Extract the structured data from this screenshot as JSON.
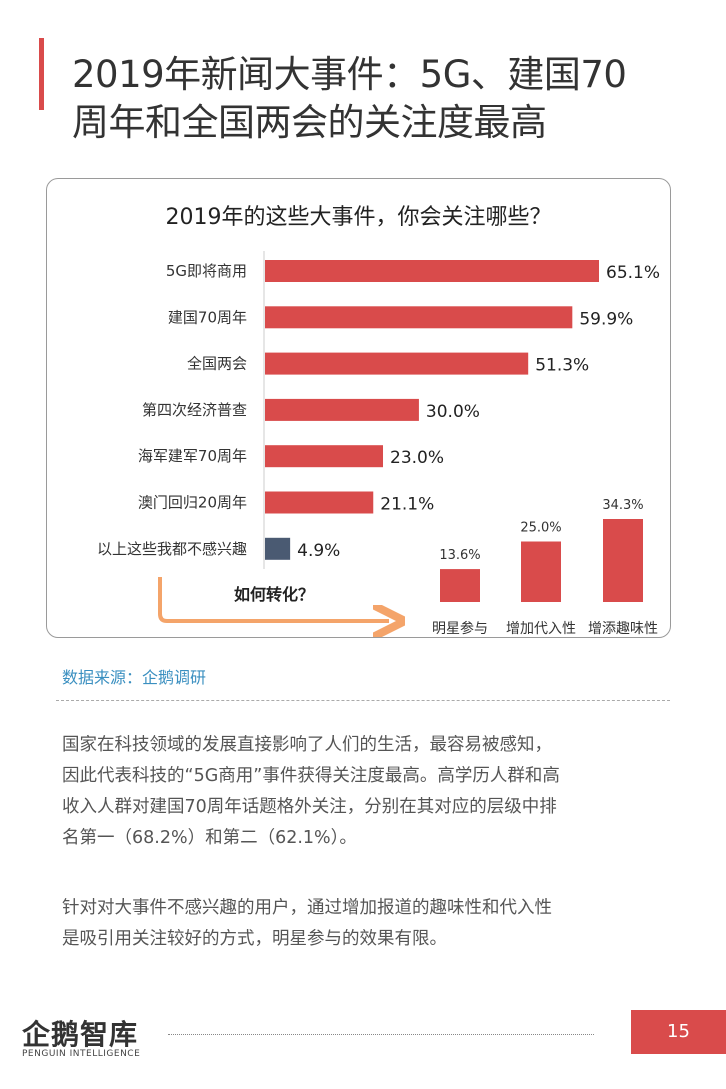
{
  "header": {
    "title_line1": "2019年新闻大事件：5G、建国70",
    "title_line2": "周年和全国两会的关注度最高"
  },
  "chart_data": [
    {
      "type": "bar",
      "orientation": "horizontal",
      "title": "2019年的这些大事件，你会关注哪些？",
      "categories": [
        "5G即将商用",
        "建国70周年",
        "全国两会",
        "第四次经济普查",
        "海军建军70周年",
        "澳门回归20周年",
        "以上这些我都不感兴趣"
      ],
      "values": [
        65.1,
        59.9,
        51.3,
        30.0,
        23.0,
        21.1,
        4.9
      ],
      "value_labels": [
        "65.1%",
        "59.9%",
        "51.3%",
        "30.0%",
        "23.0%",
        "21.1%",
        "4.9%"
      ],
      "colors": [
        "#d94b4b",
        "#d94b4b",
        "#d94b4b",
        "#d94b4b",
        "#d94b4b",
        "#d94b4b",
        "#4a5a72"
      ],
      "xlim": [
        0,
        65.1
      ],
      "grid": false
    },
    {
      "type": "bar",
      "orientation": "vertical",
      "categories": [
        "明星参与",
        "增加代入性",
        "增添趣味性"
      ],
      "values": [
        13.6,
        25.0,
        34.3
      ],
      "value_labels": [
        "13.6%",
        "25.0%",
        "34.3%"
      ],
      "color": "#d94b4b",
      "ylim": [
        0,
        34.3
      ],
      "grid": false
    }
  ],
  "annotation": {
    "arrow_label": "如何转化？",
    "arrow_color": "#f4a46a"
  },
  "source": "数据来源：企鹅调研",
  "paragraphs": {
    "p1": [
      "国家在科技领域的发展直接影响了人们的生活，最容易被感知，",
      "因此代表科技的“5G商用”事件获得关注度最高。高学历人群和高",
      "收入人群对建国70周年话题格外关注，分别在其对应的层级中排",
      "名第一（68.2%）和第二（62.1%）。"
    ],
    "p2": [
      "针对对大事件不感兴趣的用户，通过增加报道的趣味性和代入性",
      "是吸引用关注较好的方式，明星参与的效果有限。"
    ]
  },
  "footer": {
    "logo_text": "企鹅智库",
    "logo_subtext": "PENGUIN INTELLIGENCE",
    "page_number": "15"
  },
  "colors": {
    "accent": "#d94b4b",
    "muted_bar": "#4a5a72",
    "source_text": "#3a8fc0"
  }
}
+++++
### GOAL OF THE EXERCISE
Exactly how many lines of the listing above contain the string "orientation"? Give no more than the number.

### OUTPUT OF THE EXERCISE
2